The data:

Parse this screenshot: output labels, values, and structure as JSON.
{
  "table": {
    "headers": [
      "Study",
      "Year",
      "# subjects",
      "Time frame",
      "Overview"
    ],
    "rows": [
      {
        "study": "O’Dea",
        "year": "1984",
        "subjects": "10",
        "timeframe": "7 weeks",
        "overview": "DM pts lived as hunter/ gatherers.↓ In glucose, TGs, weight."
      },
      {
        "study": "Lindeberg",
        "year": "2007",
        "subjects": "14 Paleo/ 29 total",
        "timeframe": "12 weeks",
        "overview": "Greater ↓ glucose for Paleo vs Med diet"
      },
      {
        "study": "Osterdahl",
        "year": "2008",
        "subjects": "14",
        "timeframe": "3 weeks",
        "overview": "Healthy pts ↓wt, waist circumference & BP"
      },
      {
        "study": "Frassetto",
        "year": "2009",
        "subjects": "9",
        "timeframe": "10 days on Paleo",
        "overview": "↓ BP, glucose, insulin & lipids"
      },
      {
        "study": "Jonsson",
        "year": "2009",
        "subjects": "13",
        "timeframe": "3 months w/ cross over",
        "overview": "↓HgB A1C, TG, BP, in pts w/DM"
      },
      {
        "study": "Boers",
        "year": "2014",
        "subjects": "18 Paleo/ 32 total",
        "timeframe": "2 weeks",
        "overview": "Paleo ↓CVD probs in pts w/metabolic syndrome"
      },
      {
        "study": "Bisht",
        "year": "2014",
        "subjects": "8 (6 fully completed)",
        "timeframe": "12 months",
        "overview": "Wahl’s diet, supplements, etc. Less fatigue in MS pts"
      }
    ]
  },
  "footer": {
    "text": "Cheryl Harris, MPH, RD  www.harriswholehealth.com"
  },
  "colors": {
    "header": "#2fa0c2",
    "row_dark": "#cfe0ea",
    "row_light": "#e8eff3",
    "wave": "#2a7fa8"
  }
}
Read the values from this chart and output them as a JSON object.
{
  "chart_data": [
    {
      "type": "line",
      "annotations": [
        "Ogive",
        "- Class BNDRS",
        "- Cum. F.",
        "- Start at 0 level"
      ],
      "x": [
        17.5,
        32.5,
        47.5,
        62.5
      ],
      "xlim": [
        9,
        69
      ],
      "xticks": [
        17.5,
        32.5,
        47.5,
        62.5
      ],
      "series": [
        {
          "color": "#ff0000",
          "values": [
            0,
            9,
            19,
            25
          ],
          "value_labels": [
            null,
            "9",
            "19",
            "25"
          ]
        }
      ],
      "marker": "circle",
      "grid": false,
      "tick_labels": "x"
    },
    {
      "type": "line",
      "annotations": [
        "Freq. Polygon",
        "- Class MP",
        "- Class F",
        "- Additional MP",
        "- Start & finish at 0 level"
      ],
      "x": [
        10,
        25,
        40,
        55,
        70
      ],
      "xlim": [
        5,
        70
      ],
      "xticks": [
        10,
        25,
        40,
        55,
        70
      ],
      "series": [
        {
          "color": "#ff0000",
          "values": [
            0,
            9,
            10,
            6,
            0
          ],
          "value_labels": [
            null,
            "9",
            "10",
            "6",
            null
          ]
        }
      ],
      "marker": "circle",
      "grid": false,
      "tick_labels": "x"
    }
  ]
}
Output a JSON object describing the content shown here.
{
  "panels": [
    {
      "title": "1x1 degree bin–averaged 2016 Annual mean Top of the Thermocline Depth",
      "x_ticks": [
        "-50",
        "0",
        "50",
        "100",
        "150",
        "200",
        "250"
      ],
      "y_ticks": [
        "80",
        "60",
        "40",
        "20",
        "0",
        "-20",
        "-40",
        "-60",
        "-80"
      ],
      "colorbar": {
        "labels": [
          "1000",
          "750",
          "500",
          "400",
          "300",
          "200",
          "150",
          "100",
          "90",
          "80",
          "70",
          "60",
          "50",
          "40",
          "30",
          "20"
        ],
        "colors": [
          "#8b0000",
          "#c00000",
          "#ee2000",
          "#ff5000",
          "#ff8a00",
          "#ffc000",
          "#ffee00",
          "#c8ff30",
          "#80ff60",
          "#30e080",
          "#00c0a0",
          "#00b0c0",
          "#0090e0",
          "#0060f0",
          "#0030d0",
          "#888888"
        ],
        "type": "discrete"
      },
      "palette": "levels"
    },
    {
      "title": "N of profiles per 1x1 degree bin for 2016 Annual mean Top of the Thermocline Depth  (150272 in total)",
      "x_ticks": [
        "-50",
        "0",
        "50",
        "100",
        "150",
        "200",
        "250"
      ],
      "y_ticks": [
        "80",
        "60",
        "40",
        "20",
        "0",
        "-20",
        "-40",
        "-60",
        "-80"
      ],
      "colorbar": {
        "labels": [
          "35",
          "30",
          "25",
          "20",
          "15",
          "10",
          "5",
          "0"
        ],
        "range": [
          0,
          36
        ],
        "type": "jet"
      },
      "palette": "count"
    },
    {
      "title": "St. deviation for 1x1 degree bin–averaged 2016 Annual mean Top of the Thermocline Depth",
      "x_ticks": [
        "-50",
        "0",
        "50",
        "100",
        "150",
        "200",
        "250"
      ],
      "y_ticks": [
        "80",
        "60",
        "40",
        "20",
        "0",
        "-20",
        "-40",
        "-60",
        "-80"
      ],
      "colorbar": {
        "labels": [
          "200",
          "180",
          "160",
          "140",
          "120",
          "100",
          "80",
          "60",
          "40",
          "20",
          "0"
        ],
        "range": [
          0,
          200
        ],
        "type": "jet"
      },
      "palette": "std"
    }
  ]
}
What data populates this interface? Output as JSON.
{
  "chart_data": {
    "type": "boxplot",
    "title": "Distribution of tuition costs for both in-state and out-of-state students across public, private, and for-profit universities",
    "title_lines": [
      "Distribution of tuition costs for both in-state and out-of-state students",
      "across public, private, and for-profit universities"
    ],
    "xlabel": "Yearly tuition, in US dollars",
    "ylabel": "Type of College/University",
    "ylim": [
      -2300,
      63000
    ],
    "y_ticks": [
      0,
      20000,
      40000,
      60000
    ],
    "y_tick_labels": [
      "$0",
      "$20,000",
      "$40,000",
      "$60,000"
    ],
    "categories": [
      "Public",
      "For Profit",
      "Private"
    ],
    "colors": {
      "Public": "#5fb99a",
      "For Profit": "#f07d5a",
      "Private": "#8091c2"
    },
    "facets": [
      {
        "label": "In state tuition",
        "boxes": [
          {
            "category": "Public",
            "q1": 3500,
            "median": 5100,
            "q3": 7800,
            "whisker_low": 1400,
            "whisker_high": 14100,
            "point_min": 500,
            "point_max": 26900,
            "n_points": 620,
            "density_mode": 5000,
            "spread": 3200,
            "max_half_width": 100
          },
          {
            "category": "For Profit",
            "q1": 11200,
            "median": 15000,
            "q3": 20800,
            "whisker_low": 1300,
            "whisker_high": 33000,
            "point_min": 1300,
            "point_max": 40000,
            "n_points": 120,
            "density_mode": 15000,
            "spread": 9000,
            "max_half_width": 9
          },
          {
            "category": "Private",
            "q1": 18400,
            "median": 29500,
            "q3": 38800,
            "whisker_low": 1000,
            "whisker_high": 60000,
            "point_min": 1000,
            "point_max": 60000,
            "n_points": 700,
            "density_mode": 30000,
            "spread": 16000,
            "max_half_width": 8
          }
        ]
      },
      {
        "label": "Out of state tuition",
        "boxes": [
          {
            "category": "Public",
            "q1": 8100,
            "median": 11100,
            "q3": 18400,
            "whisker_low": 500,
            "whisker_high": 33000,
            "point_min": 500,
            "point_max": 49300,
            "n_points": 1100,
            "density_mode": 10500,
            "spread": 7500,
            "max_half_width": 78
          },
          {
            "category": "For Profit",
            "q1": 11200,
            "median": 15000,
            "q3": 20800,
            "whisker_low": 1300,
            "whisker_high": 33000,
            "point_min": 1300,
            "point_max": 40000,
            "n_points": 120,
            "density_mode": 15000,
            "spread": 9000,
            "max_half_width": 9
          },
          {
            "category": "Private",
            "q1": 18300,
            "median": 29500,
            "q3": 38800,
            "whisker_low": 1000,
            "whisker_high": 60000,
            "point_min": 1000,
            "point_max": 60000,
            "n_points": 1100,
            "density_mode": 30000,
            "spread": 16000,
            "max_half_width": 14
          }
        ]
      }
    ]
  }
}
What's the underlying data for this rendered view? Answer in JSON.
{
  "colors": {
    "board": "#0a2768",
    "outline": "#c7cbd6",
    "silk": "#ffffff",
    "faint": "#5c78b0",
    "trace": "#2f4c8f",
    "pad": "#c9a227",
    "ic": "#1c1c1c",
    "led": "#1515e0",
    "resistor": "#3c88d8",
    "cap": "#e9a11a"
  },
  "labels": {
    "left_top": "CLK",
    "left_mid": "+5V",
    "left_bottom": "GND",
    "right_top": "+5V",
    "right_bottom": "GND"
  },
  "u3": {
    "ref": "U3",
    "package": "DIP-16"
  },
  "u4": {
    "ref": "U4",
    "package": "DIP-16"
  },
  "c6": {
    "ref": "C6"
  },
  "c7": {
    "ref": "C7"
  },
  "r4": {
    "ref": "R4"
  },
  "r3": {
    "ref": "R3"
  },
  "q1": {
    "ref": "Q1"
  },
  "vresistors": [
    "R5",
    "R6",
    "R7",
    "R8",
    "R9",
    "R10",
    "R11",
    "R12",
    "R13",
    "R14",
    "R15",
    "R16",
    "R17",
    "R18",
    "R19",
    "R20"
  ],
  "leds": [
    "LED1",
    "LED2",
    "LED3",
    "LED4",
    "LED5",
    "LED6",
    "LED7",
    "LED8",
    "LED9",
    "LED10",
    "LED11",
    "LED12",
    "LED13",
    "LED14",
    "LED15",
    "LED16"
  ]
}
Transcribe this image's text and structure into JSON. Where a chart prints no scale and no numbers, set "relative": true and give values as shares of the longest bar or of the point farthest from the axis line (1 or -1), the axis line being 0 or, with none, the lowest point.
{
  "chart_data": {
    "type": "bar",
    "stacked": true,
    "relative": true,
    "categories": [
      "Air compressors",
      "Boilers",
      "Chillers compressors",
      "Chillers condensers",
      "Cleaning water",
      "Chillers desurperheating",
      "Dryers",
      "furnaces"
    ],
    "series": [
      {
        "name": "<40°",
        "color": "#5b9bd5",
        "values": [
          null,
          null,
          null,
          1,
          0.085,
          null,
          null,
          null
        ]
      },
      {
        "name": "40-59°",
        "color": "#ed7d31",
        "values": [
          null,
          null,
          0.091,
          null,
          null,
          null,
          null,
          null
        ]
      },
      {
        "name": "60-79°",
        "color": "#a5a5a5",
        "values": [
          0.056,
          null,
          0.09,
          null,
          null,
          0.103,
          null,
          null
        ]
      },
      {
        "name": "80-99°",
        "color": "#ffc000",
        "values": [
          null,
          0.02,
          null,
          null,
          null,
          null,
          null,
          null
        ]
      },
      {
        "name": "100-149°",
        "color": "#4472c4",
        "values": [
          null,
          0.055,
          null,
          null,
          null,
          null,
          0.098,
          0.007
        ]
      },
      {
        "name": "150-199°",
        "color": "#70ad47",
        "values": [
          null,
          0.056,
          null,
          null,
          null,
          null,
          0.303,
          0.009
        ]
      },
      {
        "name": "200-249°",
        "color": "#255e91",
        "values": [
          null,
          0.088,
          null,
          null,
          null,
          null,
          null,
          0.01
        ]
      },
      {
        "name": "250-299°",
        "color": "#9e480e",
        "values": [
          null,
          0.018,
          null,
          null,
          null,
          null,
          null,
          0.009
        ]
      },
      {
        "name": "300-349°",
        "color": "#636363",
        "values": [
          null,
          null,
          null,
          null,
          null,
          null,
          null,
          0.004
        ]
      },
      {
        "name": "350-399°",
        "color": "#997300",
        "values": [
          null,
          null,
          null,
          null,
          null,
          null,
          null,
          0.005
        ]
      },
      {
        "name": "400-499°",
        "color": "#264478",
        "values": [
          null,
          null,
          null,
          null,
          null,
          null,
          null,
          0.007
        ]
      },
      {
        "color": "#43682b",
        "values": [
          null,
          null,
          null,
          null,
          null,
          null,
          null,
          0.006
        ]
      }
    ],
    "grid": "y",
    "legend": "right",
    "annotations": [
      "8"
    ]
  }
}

Your objective: Among the lines above, count those containing the word "Annual" and give nothing but the result.

Result for this task: 3